▸ **GOAL**
Reproduce each line from the records that holds "SHORT".

====== EXTRACTED ENTRIES ======

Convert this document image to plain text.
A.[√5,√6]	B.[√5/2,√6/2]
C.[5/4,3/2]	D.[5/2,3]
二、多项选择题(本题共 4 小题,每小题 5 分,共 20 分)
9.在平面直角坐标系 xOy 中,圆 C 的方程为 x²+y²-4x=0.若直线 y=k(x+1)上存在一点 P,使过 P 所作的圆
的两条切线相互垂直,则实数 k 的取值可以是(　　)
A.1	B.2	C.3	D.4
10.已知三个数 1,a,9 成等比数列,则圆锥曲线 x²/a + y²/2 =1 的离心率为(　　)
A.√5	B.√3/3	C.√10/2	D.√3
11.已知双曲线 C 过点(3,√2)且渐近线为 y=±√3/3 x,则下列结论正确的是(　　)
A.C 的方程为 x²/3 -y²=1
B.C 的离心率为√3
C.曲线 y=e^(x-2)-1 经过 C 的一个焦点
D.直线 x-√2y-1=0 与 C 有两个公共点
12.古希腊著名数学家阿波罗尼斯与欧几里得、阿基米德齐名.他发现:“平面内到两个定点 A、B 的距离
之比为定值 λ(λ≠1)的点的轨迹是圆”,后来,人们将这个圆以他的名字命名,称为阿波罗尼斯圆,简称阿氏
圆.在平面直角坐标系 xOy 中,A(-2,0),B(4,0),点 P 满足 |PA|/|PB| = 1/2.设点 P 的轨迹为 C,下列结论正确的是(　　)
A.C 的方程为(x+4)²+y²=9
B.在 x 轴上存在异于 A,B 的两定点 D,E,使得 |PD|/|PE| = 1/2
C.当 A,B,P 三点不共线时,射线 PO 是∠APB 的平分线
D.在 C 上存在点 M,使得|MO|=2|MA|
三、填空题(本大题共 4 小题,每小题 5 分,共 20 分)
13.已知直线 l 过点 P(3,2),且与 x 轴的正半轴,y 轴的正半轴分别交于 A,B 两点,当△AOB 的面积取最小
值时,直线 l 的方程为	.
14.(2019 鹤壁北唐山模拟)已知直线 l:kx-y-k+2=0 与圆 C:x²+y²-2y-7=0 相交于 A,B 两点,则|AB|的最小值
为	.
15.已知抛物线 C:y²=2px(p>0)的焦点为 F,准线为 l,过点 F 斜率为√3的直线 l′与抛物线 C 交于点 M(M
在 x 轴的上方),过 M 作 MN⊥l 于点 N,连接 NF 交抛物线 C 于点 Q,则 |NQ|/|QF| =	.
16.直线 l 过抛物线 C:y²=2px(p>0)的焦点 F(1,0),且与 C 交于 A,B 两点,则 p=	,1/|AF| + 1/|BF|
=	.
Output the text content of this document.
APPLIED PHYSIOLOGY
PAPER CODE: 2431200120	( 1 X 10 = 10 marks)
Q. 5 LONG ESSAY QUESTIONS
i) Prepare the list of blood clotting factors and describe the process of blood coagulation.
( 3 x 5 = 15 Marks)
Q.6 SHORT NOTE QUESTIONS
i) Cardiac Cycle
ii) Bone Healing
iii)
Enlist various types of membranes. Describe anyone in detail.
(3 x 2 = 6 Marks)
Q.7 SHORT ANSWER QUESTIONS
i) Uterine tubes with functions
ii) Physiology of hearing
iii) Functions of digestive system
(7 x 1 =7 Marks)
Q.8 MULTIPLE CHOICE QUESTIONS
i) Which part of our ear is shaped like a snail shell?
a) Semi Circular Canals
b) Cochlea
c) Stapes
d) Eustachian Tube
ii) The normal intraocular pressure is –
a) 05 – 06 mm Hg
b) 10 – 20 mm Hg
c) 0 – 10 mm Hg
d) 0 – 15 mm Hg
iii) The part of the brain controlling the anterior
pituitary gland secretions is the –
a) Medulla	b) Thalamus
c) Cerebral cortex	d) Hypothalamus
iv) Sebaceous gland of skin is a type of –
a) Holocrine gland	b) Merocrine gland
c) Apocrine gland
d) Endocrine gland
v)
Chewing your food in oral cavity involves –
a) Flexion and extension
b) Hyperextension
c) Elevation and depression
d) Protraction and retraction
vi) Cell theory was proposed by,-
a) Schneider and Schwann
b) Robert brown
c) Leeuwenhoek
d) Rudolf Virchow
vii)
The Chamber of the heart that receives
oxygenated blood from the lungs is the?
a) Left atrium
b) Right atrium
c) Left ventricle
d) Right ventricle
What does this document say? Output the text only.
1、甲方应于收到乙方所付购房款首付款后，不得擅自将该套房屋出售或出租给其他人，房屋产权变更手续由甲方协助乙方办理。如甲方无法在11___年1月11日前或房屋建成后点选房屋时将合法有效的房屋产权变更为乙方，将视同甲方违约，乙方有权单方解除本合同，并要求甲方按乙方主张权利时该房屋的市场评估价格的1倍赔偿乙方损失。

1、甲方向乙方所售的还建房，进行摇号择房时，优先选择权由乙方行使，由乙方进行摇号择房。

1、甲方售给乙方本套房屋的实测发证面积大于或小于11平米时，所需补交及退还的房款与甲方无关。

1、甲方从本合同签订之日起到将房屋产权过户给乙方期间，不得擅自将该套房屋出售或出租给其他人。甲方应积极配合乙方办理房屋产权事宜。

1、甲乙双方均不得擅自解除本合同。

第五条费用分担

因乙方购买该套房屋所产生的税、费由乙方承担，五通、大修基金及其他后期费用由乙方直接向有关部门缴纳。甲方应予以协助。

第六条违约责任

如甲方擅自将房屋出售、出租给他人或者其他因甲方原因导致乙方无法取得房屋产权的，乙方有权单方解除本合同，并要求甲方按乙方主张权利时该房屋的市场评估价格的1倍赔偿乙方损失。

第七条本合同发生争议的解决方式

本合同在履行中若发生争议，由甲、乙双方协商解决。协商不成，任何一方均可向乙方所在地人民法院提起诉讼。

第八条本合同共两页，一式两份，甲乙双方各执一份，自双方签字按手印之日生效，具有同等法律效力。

======

▸ **IN RESPONSE**
Q.6 SHORT NOTE QUESTIONS
Q.7 SHORT ANSWER QUESTIONS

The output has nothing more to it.